▶ **Aim of the task**: Turn each line of the data below into a string in a JSON list, one string per line, and leave out any blank lines.

▶ **Entries provided**:
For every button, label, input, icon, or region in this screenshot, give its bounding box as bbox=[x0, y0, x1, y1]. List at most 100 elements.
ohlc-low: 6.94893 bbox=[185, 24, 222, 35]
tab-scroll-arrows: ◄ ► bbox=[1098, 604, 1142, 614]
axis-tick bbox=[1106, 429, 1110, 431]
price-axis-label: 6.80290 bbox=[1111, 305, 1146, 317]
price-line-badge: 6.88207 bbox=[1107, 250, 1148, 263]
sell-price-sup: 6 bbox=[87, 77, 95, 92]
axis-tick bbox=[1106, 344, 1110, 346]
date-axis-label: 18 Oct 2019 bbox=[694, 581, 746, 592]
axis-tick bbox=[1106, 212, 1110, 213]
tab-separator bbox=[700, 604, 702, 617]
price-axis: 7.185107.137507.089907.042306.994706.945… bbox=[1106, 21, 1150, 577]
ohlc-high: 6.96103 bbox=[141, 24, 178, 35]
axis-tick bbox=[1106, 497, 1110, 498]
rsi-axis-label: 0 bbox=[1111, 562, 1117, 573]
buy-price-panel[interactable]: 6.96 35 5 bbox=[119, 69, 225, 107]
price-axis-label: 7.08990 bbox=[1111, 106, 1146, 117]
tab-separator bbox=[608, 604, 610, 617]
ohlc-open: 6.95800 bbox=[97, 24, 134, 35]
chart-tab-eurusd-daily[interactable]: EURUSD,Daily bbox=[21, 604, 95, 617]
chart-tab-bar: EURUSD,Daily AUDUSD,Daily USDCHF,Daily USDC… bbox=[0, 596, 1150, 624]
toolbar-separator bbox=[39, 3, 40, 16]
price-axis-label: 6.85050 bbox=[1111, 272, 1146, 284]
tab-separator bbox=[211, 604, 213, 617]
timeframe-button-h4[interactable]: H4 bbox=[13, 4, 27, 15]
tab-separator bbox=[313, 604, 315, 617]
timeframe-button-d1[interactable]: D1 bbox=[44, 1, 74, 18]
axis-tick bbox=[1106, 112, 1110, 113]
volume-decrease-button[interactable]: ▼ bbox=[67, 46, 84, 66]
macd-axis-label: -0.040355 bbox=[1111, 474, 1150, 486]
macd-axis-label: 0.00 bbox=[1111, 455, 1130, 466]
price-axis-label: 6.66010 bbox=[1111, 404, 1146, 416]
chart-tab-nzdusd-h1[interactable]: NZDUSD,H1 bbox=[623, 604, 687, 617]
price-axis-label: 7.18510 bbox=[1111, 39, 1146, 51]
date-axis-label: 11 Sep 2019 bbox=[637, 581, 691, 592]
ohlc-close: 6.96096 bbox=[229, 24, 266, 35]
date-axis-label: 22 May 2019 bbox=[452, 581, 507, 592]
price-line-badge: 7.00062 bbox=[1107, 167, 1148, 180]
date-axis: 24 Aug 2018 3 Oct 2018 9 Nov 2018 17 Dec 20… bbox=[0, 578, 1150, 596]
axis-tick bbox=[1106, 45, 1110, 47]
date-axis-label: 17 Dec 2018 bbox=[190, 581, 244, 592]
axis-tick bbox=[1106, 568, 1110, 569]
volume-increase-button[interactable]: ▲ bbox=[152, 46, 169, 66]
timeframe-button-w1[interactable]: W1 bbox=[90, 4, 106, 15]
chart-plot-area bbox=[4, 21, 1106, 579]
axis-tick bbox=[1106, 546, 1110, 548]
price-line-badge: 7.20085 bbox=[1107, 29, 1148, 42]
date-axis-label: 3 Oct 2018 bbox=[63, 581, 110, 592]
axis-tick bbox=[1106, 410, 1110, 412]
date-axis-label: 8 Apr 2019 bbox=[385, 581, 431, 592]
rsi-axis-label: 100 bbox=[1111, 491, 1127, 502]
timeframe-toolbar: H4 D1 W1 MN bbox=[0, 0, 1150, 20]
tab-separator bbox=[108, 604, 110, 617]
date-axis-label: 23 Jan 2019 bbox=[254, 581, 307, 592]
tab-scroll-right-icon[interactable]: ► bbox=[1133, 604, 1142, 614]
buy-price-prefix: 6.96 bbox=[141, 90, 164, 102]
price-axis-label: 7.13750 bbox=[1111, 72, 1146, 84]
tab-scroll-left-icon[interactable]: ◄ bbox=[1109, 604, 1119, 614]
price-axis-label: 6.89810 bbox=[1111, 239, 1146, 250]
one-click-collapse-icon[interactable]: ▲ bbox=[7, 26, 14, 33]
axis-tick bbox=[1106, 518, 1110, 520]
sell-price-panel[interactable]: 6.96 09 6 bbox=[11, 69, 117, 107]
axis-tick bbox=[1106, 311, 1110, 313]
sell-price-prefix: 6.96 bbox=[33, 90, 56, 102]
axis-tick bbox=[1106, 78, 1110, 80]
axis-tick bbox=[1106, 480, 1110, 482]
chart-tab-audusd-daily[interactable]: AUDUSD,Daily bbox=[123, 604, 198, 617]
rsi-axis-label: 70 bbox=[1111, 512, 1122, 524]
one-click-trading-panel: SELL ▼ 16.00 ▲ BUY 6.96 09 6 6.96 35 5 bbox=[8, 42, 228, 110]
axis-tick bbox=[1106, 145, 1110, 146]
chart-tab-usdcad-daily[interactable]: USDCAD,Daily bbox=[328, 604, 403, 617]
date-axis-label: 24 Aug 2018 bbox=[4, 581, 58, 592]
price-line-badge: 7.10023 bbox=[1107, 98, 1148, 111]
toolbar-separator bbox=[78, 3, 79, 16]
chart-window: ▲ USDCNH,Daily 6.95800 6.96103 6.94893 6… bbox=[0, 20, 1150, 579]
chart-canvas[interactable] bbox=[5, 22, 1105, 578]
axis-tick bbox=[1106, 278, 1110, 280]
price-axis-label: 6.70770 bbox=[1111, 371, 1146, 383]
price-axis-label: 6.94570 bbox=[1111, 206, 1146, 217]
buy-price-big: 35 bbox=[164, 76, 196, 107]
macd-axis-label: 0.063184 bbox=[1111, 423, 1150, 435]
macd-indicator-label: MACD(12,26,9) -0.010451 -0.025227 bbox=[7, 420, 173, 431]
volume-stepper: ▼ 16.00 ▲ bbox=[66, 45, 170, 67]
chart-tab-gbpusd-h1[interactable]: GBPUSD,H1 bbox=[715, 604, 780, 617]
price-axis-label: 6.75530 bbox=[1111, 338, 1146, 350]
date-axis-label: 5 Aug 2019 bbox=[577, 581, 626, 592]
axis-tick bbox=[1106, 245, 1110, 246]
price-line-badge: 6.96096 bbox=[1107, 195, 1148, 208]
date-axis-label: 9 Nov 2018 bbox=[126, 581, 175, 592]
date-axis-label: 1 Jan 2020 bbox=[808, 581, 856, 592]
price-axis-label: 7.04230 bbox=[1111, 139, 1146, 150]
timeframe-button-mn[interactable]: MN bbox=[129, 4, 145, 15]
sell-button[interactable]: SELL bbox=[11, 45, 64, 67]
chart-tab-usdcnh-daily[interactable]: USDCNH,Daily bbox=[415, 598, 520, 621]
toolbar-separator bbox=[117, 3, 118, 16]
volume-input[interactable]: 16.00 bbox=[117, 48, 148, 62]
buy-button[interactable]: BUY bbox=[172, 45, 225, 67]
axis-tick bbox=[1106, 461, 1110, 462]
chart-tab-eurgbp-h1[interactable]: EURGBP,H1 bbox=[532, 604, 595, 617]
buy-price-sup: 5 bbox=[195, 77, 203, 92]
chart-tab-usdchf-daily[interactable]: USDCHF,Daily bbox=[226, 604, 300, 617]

▶ **Exercise solution**:
[
  "For every button, label, input, icon, or region in this screenshot, give its bounding box as bbox=[x0, y0, x1, y1]. List at most 100 elements.",
  "ohlc-low: 6.94893 bbox=[185, 24, 222, 35]",
  "tab-scroll-arrows: ◄ ► bbox=[1098, 604, 1142, 614]",
  "axis-tick bbox=[1106, 429, 1110, 431]",
  "price-axis-label: 6.80290 bbox=[1111, 305, 1146, 317]",
  "price-line-badge: 6.88207 bbox=[1107, 250, 1148, 263]",
  "sell-price-sup: 6 bbox=[87, 77, 95, 92]",
  "axis-tick bbox=[1106, 344, 1110, 346]",
  "date-axis-label: 18 Oct 2019 bbox=[694, 581, 746, 592]",
  "axis-tick bbox=[1106, 212, 1110, 213]",
  "tab-separator bbox=[700, 604, 702, 617]",
  "price-axis: 7.185107.137507.089907.042306.994706.945… bbox=[1106, 21, 1150, 577]",
  "ohlc-high: 6.96103 bbox=[141, 24, 178, 35]",
  "axis-tick bbox=[1106, 497, 1110, 498]",
  "rsi-axis-label: 0 bbox=[1111, 562, 1117, 573]",
  "buy-price-panel[interactable]: 6.96 35 5 bbox=[119, 69, 225, 107]",
  "price-axis-label: 7.08990 bbox=[1111, 106, 1146, 117]",
  "tab-separator bbox=[608, 604, 610, 617]",
  "ohlc-open: 6.95800 bbox=[97, 24, 134, 35]",
  "chart-tab-eurusd-daily[interactable]: EURUSD,Daily bbox=[21, 604, 95, 617]",
  "chart-tab-bar: EURUSD,Daily AUDUSD,Daily USDCHF,Daily USDC… bbox=[0, 596, 1150, 624]",
  "toolbar-separator bbox=[39, 3, 40, 16]",
  "price-axis-label: 6.85050 bbox=[1111, 272, 1146, 284]",
  "tab-separator bbox=[211, 604, 213, 617]",
  "timeframe-button-h4[interactable]: H4 bbox=[13, 4, 27, 15]",
  "tab-separator bbox=[313, 604, 315, 617]",
  "timeframe-button-d1[interactable]: D1 bbox=[44, 1, 74, 18]",
  "axis-tick bbox=[1106, 112, 1110, 113]",
  "volume-decrease-button[interactable]: ▼ bbox=[67, 46, 84, 66]",
  "macd-axis-label: -0.040355 bbox=[1111, 474, 1150, 486]",
  "macd-axis-label: 0.00 bbox=[1111, 455, 1130, 466]",
  "price-axis-label: 6.66010 bbox=[1111, 404, 1146, 416]",
  "chart-tab-nzdusd-h1[interactable]: NZDUSD,H1 bbox=[623, 604, 687, 617]",
  "price-axis-label: 7.18510 bbox=[1111, 39, 1146, 51]",
  "date-axis-label: 11 Sep 2019 bbox=[637, 581, 691, 592]",
  "ohlc-close: 6.96096 bbox=[229, 24, 266, 35]",
  "date-axis-label: 22 May 2019 bbox=[452, 581, 507, 592]",
  "price-line-badge: 7.00062 bbox=[1107, 167, 1148, 180]",
  "date-axis: 24 Aug 2018 3 Oct 2018 9 Nov 2018 17 Dec 20… bbox=[0, 578, 1150, 596]",
  "axis-tick bbox=[1106, 45, 1110, 47]",
  "date-axis-label: 17 Dec 2018 bbox=[190, 581, 244, 592]",
  "axis-tick bbox=[1106, 568, 1110, 569]",
  "volume-increase-button[interactable]: ▲ bbox=[152, 46, 169, 66]",
  "timeframe-button-w1[interactable]: W1 bbox=[90, 4, 106, 15]",
  "chart-plot-area bbox=[4, 21, 1106, 579]",
  "axis-tick bbox=[1106, 546, 1110, 548]",
  "price-line-badge: 7.20085 bbox=[1107, 29, 1148, 42]",
  "date-axis-label: 3 Oct 2018 bbox=[63, 581, 110, 592]",
  "axis-tick bbox=[1106, 410, 1110, 412]",
  "date-axis-label: 8 Apr 2019 bbox=[385, 581, 431, 592]",
  "rsi-axis-label: 100 bbox=[1111, 491, 1127, 502]",
  "timeframe-toolbar: H4 D1 W1 MN bbox=[0, 0, 1150, 20]",
  "tab-separator bbox=[108, 604, 110, 617]",
  "date-axis-label: 23 Jan 2019 bbox=[254, 581, 307, 592]",
  "tab-scroll-right-icon[interactable]: ► bbox=[1133, 604, 1142, 614]",
  "buy-price-prefix: 6.96 bbox=[141, 90, 164, 102]",
  "price-axis-label: 7.13750 bbox=[1111, 72, 1146, 84]",
  "tab-scroll-left-icon[interactable]: ◄ bbox=[1109, 604, 1119, 614]",
  "price-axis-label: 6.89810 bbox=[1111, 239, 1146, 250]",
  "one-click-collapse-icon[interactable]: ▲ bbox=[7, 26, 14, 33]",
  "axis-tick bbox=[1106, 518, 1110, 520]",
  "sell-price-panel[interactable]: 6.96 09 6 bbox=[11, 69, 117, 107]",
  "axis-tick bbox=[1106, 311, 1110, 313]",
  "sell-price-prefix: 6.96 bbox=[33, 90, 56, 102]",
  "axis-tick bbox=[1106, 78, 1110, 80]",
  "axis-tick bbox=[1106, 480, 1110, 482]",
  "chart-tab-audusd-daily[interactable]: AUDUSD,Daily bbox=[123, 604, 198, 617]",
  "rsi-axis-label: 70 bbox=[1111, 512, 1122, 524]",
  "one-click-trading-panel: SELL ▼ 16.00 ▲ BUY 6.96 09 6 6.96 35 5 bbox=[8, 42, 228, 110]",
  "axis-tick bbox=[1106, 145, 1110, 146]",
  "chart-tab-usdcad-daily[interactable]: USDCAD,Daily bbox=[328, 604, 403, 617]",
  "date-axis-label: 24 Aug 2018 bbox=[4, 581, 58, 592]",
  "price-line-badge: 7.10023 bbox=[1107, 98, 1148, 111]",
  "toolbar-separator bbox=[78, 3, 79, 16]",
  "chart-window: ▲ USDCNH,Daily 6.95800 6.96103 6.94893 6… bbox=[0, 20, 1150, 579]",
  "chart-canvas[interactable] bbox=[5, 22, 1105, 578]",
  "axis-tick bbox=[1106, 278, 1110, 280]",
  "price-axis-label: 6.70770 bbox=[1111, 371, 1146, 383]",
  "price-axis-label: 6.94570 bbox=[1111, 206, 1146, 217]",
  "buy-price-big: 35 bbox=[164, 76, 196, 107]",
  "macd-axis-label: 0.063184 bbox=[1111, 423, 1150, 435]",
  "macd-indicator-label: MACD(12,26,9) -0.010451 -0.025227 bbox=[7, 420, 173, 431]",
  "volume-stepper: ▼ 16.00 ▲ bbox=[66, 45, 170, 67]",
  "chart-tab-gbpusd-h1[interactable]: GBPUSD,H1 bbox=[715, 604, 780, 617]",
  "price-axis-label: 6.75530 bbox=[1111, 338, 1146, 350]",
  "date-axis-label: 5 Aug 2019 bbox=[577, 581, 626, 592]",
  "axis-tick bbox=[1106, 245, 1110, 246]",
  "price-line-badge: 6.96096 bbox=[1107, 195, 1148, 208]",
  "date-axis-label: 9 Nov 2018 bbox=[126, 581, 175, 592]",
  "date-axis-label: 1 Jan 2020 bbox=[808, 581, 856, 592]",
  "price-axis-label: 7.04230 bbox=[1111, 139, 1146, 150]",
  "timeframe-button-mn[interactable]: MN bbox=[129, 4, 145, 15]",
  "sell-button[interactable]: SELL bbox=[11, 45, 64, 67]",
  "chart-tab-usdcnh-daily[interactable]: USDCNH,Daily bbox=[415, 598, 520, 621]",
  "toolbar-separator bbox=[117, 3, 118, 16]",
  "volume-input[interactable]: 16.00 bbox=[117, 48, 148, 62]",
  "buy-button[interactable]: BUY bbox=[172, 45, 225, 67]",
  "axis-tick bbox=[1106, 461, 1110, 462]",
  "chart-tab-eurgbp-h1[interactable]: EURGBP,H1 bbox=[532, 604, 595, 617]",
  "buy-price-sup: 5 bbox=[195, 77, 203, 92]",
  "chart-tab-usdchf-daily[interactable]: USDCHF,Daily bbox=[226, 604, 300, 617]"
]